What to produce: Here are some records; return them all exactly.

---------- Given entries

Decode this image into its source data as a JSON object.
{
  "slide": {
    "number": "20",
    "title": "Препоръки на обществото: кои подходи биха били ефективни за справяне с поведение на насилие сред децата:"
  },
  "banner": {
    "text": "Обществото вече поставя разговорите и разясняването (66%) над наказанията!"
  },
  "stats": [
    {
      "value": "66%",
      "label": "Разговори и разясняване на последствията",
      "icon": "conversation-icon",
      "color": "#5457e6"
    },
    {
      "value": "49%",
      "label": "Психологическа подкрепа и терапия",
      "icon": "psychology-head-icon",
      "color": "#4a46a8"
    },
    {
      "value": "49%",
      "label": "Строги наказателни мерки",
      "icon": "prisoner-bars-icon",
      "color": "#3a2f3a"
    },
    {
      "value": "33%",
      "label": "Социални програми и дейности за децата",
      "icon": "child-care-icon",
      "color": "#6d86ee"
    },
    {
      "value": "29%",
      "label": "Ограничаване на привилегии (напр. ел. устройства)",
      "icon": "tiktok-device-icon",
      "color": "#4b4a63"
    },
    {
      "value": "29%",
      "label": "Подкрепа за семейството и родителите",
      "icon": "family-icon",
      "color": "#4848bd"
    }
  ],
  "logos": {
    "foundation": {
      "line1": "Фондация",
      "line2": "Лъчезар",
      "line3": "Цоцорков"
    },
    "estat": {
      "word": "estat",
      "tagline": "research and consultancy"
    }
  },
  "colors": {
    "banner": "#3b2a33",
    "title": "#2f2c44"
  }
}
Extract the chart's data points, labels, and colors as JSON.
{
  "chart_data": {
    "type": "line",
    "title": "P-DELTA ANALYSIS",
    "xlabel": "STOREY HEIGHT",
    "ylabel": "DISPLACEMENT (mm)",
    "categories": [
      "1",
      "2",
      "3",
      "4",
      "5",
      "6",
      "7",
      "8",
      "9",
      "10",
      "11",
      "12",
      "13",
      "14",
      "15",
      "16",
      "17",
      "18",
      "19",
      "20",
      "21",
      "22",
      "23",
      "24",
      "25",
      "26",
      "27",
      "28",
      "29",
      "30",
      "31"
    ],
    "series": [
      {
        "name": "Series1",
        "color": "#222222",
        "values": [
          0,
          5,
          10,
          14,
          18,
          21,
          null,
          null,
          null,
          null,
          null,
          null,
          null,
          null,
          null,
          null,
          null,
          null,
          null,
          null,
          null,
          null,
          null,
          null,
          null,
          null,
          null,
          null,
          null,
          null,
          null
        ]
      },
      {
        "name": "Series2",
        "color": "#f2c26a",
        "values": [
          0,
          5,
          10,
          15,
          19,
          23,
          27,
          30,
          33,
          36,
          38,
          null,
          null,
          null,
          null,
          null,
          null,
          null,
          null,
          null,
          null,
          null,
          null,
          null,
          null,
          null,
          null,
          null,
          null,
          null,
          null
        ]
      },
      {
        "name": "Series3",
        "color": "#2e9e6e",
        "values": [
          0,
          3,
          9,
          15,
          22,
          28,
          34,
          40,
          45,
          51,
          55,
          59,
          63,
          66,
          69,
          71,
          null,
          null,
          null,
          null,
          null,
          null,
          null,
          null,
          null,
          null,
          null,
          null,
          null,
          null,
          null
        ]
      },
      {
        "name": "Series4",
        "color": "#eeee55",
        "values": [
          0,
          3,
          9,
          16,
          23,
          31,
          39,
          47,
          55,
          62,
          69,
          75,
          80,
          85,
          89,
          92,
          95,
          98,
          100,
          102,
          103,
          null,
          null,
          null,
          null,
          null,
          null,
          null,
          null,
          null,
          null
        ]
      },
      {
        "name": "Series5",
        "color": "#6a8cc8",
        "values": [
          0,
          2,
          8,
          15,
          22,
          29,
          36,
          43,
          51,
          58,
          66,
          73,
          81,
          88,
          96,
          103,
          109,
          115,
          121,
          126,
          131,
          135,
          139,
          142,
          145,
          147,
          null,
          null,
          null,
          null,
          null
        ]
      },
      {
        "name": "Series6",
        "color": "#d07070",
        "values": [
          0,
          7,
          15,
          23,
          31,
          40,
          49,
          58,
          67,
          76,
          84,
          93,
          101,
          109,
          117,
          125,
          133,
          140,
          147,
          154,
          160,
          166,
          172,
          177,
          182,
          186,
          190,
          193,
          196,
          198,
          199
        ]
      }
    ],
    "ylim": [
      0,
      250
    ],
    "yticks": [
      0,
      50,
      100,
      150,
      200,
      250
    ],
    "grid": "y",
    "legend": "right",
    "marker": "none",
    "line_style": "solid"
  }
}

--------------------

Result of this task:
Decode this image into its source data as a JSON object.
{
  "slide": {
    "number": "20",
    "title": "Препоръки на обществото: кои подходи биха били ефективни за справяне с поведение на насилие сред децата:"
  },
  "banner": {
    "text": "Обществото вече поставя разговорите и разясняването (66%) над наказанията!"
  },
  "stats": [
    {
      "value": "66%",
      "label": "Разговори и разясняване на последствията",
      "icon": "conversation-icon",
      "color": "#5457e6"
    },
    {
      "value": "49%",
      "label": "Психологическа подкрепа и терапия",
      "icon": "psychology-head-icon",
      "color": "#4a46a8"
    },
    {
      "value": "49%",
      "label": "Строги наказателни мерки",
      "icon": "prisoner-bars-icon",
      "color": "#3a2f3a"
    },
    {
      "value": "33%",
      "label": "Социални програми и дейности за децата",
      "icon": "child-care-icon",
      "color": "#6d86ee"
    },
    {
      "value": "29%",
      "label": "Ограничаване на привилегии (напр. ел. устройства)",
      "icon": "tiktok-device-icon",
      "color": "#4b4a63"
    },
    {
      "value": "29%",
      "label": "Подкрепа за семейството и родителите",
      "icon": "family-icon",
      "color": "#4848bd"
    }
  ],
  "logos": {
    "foundation": {
      "line1": "Фондация",
      "line2": "Лъчезар",
      "line3": "Цоцорков"
    },
    "estat": {
      "word": "estat",
      "tagline": "research and consultancy"
    }
  },
  "colors": {
    "banner": "#3b2a33",
    "title": "#2f2c44"
  }
}
Extract the chart's data points, labels, and colors as JSON.
{
  "chart_data": {
    "type": "line",
    "title": "P-DELTA ANALYSIS",
    "xlabel": "STOREY HEIGHT",
    "ylabel": "DISPLACEMENT (mm)",
    "categories": [
      "1",
      "2",
      "3",
      "4",
      "5",
      "6",
      "7",
      "8",
      "9",
      "10",
      "11",
      "12",
      "13",
      "14",
      "15",
      "16",
      "17",
      "18",
      "19",
      "20",
      "21",
      "22",
      "23",
      "24",
      "25",
      "26",
      "27",
      "28",
      "29",
      "30",
      "31"
    ],
    "series": [
      {
        "name": "Series1",
        "color": "#222222",
        "values": [
          0,
          5,
          10,
          14,
          18,
          21,
          null,
          null,
          null,
          null,
          null,
          null,
          null,
          null,
          null,
          null,
          null,
          null,
          null,
          null,
          null,
          null,
          null,
          null,
          null,
          null,
          null,
          null,
          null,
          null,
          null
        ]
      },
      {
        "name": "Series2",
        "color": "#f2c26a",
        "values": [
          0,
          5,
          10,
          15,
          19,
          23,
          27,
          30,
          33,
          36,
          38,
          null,
          null,
          null,
          null,
          null,
          null,
          null,
          null,
          null,
          null,
          null,
          null,
          null,
          null,
          null,
          null,
          null,
          null,
          null,
          null
        ]
      },
      {
        "name": "Series3",
        "color": "#2e9e6e",
        "values": [
          0,
          3,
          9,
          15,
          22,
          28,
          34,
          40,
          45,
          51,
          55,
          59,
          63,
          66,
          69,
          71,
          null,
          null,
          null,
          null,
          null,
          null,
          null,
          null,
          null,
          null,
          null,
          null,
          null,
          null,
          null
        ]
      },
      {
        "name": "Series4",
        "color": "#eeee55",
        "values": [
          0,
          3,
          9,
          16,
          23,
          31,
          39,
          47,
          55,
          62,
          69,
          75,
          80,
          85,
          89,
          92,
          95,
          98,
          100,
          102,
          103,
          null,
          null,
          null,
          null,
          null,
          null,
          null,
          null,
          null,
          null
        ]
      },
      {
        "name": "Series5",
        "color": "#6a8cc8",
        "values": [
          0,
          2,
          8,
          15,
          22,
          29,
          36,
          43,
          51,
          58,
          66,
          73,
          81,
          88,
          96,
          103,
          109,
          115,
          121,
          126,
          131,
          135,
          139,
          142,
          145,
          147,
          null,
          null,
          null,
          null,
          null
        ]
      },
      {
        "name": "Series6",
        "color": "#d07070",
        "values": [
          0,
          7,
          15,
          23,
          31,
          40,
          49,
          58,
          67,
          76,
          84,
          93,
          101,
          109,
          117,
          125,
          133,
          140,
          147,
          154,
          160,
          166,
          172,
          177,
          182,
          186,
          190,
          193,
          196,
          198,
          199
        ]
      }
    ],
    "ylim": [
      0,
      250
    ],
    "yticks": [
      0,
      50,
      100,
      150,
      200,
      250
    ],
    "grid": "y",
    "legend": "right",
    "marker": "none",
    "line_style": "solid"
  }
}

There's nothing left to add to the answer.